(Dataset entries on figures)
+---+

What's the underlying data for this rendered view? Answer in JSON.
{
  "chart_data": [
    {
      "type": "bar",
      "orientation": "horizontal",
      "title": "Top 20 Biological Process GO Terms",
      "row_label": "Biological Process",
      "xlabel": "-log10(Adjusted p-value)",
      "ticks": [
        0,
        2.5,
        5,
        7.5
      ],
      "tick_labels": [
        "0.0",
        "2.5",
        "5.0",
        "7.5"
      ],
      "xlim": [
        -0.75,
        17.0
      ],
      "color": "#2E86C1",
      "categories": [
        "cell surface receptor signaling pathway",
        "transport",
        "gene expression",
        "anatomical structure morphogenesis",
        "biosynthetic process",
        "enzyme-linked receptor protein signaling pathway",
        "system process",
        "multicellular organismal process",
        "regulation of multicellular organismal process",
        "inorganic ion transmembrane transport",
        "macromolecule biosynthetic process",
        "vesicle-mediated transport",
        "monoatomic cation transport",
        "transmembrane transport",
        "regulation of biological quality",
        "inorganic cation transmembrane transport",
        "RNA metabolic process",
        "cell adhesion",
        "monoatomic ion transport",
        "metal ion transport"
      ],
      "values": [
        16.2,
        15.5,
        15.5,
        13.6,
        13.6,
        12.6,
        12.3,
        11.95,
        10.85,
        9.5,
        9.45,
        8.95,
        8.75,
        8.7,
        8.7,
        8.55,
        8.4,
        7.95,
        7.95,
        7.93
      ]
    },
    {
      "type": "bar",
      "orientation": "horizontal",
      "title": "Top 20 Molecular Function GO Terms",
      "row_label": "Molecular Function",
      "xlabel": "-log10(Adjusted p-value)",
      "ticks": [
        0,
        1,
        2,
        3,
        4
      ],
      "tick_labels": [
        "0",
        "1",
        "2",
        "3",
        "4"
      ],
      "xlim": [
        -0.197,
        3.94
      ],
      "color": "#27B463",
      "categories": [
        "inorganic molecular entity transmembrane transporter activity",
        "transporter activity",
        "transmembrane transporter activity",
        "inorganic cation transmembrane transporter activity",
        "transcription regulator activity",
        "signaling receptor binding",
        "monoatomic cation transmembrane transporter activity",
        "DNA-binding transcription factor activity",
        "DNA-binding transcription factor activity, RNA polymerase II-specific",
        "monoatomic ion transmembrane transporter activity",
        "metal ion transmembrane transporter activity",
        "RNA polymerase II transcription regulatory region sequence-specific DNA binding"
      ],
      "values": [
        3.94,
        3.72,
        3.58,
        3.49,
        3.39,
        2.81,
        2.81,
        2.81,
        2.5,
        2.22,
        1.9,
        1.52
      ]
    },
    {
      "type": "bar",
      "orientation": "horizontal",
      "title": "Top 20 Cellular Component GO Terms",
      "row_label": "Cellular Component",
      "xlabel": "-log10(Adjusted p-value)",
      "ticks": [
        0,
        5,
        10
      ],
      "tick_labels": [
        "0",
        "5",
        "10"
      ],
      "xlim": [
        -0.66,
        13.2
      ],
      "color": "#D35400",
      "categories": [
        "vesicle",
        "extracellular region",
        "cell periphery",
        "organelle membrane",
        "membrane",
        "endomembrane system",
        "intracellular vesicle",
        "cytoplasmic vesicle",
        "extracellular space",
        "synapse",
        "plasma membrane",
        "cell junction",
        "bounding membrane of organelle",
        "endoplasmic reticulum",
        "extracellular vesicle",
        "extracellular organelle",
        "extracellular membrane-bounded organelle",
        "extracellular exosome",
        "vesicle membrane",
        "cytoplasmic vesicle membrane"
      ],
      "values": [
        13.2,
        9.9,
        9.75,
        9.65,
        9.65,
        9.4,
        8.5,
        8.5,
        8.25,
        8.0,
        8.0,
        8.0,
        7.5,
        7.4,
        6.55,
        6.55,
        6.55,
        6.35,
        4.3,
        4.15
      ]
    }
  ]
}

+---+

• [WHAT YOU NEED TO DO] In the entries above, find every line with the word "transporter" and list it.

• [ANSWER FOR THIS EXERCISE]
        "inorganic molecular entity transmembrane transporter activity",
        "transporter activity",
        "transmembrane transporter activity",
        "inorganic cation transmembrane transporter activity",
        "monoatomic cation transmembrane transporter activity",
        "monoatomic ion transmembrane transporter activity",
        "metal ion transmembrane transporter activity",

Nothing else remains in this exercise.